At a hearing on March 10, 2021, Weier (then 19), submitted a letter to the court saying she was "sorry and deeply regretful for the agony, pain, and fear I have caused," not just to Leutner, but to "my community as well". She said, "I hate my actions from May 31, 2014, but through countless hours of therapy, I no longer hate myself for them." On July 1, 2021, Waukesha County Judge Michael Bohren ordered her release from the Winnebago Institute, gave state officials 60 days to draft a conditional release plan, and required that Weier be assigned case managers in the Wisconsin Department of Health Services to supervise her progress until she is 37 years old, the length of her commitment.

On September 13, 2021, Weier was released with multiple stipulations, including 24-hour GPS ankle monitoring that required her to request permission before leaving Waukesha County, and no contact with Leutner until 2039. Leutner's family was "reasonably comfortable" with these restrictions, but wished she had served a longer sentence. Weier's Internet use is restricted and monitored, and she is not allowed to use any form of social media. Weier is required to take court-mandated psychiatric medication and is escorted to regular counseling sessions by a case worker. She is required to live with her father while under supervision. On September 11, 2023, the GPS stipulation was waived.

------------------------------------

Study questions:
1/ Answer these from the excerpt provided:
(a) On what date did Judge Michael Bohren order Weier's release from the Winnebago Institute?
(b) Until what year was Weier barred from contact with Leutner?
(c) On what date was the GPS stipulation waived?
2/ From the excerpt provided, copy word for word the part that opens with the words containing "At a hearing" and closes with "of her commitment.".
The records that come next are not needed for anything asked here.

------------------------------------

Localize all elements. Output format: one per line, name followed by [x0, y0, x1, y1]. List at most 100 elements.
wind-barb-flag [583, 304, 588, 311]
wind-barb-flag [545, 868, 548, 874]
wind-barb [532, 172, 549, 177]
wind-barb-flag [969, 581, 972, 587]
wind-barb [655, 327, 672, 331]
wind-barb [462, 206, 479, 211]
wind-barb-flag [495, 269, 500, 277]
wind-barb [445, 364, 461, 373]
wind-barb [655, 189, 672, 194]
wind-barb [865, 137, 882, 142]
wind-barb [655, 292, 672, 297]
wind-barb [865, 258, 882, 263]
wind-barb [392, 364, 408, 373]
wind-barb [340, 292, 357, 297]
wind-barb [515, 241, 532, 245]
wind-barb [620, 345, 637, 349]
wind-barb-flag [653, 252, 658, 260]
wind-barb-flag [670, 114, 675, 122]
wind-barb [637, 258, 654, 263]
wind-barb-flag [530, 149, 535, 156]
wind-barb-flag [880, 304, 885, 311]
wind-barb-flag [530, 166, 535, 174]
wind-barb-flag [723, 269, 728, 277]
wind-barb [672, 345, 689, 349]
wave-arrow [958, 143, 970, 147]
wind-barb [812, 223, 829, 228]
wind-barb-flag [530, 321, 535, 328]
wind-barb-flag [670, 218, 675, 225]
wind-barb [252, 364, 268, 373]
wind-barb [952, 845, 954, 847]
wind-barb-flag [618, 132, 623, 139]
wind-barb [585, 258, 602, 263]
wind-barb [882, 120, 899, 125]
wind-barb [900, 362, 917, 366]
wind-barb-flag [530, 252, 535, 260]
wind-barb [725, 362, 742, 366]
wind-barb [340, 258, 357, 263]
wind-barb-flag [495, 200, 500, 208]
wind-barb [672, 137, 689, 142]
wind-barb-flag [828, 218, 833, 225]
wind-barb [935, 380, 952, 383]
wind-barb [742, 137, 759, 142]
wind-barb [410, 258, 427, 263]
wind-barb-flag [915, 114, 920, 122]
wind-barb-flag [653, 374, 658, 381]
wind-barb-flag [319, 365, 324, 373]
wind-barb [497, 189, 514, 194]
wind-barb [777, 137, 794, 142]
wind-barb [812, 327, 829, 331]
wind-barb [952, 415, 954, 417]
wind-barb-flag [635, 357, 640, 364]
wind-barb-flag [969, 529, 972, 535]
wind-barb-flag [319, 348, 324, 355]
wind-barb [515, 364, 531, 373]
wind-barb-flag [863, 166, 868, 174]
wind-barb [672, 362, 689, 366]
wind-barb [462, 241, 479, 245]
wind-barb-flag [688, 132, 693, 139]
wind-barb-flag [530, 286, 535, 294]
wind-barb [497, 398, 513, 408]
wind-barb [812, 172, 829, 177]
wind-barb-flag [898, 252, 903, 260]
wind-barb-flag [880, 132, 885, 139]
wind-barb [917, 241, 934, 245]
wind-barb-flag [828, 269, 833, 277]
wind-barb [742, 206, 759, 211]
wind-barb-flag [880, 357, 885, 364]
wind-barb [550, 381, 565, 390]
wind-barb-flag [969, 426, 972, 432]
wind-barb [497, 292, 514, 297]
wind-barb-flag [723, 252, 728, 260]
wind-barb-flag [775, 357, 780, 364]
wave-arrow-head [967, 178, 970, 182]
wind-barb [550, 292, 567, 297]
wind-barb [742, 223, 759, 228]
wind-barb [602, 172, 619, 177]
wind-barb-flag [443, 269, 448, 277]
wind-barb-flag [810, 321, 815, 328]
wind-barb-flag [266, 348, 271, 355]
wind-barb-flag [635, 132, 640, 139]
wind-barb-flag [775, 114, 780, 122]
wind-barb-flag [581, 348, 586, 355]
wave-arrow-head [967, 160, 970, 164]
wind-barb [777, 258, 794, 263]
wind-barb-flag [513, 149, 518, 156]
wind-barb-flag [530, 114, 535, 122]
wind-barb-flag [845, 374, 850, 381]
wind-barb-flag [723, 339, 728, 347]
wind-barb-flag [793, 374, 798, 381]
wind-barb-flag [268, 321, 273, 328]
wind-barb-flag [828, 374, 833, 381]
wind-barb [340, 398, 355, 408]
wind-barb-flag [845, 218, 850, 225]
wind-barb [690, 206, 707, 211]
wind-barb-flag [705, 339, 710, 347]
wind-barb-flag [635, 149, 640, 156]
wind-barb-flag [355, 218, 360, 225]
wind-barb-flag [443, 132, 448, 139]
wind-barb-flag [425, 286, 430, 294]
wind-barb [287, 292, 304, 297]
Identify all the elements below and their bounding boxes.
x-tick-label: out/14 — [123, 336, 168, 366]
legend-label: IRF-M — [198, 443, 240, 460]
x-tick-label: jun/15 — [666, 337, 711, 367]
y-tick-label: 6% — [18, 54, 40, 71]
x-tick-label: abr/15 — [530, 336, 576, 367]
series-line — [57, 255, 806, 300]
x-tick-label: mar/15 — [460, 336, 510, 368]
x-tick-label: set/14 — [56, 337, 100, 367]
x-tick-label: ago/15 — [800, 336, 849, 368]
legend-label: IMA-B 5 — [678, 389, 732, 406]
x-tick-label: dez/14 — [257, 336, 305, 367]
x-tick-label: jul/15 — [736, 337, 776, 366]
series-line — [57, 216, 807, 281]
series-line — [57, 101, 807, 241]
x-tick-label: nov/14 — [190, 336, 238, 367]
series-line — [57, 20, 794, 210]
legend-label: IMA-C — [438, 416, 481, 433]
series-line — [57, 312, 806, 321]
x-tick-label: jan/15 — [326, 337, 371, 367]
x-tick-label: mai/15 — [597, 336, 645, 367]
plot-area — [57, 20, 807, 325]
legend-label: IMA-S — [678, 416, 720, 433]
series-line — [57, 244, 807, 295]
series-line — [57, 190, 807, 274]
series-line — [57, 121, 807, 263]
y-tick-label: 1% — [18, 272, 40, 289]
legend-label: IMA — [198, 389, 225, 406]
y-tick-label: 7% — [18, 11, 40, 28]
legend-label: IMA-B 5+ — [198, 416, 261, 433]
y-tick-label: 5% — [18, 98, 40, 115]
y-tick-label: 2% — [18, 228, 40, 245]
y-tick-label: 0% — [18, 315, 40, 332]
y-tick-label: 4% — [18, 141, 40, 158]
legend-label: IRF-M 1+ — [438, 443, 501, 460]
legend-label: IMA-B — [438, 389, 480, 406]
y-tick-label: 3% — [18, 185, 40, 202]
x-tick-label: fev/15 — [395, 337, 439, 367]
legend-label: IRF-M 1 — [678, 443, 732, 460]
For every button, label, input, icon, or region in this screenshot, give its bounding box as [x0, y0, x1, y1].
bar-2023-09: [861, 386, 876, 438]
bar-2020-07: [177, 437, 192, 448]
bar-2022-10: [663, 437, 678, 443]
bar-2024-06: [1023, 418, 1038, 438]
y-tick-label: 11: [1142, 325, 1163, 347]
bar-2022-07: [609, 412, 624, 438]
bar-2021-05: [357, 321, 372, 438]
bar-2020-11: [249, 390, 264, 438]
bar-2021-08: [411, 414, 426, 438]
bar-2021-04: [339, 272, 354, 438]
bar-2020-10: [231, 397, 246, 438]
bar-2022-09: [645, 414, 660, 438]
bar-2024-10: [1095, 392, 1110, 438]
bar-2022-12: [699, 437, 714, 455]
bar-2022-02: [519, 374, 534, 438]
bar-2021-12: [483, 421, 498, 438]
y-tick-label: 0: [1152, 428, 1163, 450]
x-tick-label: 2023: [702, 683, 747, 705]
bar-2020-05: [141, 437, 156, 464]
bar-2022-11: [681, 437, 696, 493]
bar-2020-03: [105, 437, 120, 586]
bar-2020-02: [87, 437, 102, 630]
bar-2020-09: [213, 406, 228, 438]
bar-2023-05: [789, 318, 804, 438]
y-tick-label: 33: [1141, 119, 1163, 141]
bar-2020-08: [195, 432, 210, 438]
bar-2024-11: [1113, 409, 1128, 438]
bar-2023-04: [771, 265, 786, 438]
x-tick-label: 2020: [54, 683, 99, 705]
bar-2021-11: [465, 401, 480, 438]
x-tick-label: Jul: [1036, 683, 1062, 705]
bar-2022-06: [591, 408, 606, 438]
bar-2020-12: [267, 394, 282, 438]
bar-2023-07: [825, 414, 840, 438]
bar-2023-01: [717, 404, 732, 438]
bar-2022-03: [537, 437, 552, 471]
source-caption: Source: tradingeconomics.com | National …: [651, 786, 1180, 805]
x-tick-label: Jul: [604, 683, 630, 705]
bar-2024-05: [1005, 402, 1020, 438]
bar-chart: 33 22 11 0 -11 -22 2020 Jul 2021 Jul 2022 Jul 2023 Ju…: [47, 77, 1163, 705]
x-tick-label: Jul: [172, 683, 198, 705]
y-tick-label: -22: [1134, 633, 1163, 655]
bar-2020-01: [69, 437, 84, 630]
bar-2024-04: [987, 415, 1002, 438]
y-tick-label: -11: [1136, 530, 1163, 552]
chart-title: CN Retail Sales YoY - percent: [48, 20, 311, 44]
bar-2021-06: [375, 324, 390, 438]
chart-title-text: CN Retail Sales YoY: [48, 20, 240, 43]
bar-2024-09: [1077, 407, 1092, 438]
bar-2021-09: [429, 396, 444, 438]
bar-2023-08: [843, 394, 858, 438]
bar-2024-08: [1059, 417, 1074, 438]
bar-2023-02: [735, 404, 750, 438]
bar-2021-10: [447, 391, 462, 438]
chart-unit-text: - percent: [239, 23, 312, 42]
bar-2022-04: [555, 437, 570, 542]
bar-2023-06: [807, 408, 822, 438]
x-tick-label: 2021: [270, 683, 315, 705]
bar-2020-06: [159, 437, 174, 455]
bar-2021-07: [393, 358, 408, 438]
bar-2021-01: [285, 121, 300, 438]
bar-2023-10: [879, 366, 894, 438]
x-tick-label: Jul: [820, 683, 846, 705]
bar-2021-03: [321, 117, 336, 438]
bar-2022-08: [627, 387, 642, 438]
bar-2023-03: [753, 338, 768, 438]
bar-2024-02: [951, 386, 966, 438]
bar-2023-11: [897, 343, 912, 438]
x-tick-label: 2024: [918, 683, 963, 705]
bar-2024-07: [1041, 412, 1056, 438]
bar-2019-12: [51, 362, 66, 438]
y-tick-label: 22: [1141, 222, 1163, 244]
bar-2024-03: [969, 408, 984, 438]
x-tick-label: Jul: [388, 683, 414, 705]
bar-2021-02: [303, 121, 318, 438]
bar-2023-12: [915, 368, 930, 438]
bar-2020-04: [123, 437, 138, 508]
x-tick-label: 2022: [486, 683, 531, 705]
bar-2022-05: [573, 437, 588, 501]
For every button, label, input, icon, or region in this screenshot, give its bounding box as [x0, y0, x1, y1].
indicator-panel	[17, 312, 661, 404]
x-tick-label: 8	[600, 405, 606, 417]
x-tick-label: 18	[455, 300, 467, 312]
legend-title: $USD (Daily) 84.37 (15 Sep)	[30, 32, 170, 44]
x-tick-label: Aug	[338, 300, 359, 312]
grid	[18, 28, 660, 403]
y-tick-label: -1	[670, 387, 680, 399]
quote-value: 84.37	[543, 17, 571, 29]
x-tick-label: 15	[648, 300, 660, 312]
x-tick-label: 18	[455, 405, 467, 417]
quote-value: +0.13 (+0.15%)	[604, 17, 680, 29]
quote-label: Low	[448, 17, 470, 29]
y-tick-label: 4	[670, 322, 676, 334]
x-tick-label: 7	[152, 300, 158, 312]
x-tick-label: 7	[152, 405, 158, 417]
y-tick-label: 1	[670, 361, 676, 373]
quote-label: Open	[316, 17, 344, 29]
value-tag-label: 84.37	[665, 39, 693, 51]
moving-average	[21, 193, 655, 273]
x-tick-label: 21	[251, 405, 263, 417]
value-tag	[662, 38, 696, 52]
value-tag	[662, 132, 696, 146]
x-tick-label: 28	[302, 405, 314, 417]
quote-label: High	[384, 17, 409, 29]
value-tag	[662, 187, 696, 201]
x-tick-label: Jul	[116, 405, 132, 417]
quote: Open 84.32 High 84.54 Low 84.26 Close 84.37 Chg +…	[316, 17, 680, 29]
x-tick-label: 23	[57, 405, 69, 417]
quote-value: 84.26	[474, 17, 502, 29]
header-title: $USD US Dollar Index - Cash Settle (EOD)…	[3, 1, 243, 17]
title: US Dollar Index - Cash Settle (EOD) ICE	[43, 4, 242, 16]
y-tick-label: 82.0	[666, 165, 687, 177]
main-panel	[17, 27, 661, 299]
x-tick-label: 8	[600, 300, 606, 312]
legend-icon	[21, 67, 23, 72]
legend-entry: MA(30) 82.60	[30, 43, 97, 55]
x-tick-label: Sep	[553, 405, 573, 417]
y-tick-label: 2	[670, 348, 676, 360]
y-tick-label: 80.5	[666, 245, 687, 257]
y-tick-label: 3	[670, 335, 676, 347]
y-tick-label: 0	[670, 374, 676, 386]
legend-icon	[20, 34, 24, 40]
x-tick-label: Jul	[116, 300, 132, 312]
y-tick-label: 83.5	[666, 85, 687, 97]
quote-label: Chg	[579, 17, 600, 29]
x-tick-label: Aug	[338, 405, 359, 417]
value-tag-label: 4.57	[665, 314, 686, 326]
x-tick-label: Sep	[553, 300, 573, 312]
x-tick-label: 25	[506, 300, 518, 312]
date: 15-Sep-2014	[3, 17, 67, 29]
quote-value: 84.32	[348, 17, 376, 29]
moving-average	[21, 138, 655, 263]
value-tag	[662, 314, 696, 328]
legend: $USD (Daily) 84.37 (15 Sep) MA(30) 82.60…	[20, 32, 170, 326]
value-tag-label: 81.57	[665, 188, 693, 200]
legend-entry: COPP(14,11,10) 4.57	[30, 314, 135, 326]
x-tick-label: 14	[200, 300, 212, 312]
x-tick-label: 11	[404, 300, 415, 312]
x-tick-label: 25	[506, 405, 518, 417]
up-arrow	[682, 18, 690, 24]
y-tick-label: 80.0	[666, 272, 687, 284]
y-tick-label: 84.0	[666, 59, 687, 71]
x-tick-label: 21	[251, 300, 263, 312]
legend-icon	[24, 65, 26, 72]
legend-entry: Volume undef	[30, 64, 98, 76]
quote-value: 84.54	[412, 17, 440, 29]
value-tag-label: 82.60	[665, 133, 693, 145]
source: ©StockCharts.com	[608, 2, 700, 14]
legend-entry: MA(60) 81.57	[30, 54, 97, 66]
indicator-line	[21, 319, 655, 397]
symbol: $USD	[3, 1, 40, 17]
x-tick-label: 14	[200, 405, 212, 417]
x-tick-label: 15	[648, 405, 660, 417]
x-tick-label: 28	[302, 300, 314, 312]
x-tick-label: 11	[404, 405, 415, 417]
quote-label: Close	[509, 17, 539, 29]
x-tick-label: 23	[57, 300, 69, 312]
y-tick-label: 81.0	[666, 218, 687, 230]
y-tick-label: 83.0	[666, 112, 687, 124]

------------------------------------

Responses for each task:
1/
(a) July 1, 2021
(b) 2039
(c) September 11, 2023

2/
At a hearing on March 10, 2021, Weier (then 19), submitted a letter to the court saying she was "sorry and deeply regretful for the agony, pain, and fear I have caused," not just to Leutner, but to "my community as well". She said, "I hate my actions from May 31, 2014, but through countless hours of therapy, I no longer hate myself for them." On July 1, 2021, Waukesha County Judge Michael Bohren ordered her release from the Winnebago Institute, gave state officials 60 days to draft a conditional release plan, and required that Weier be assigned case managers in the Wisconsin Department of Health Services to supervise her progress until she is 37 years old, the length of her commitment.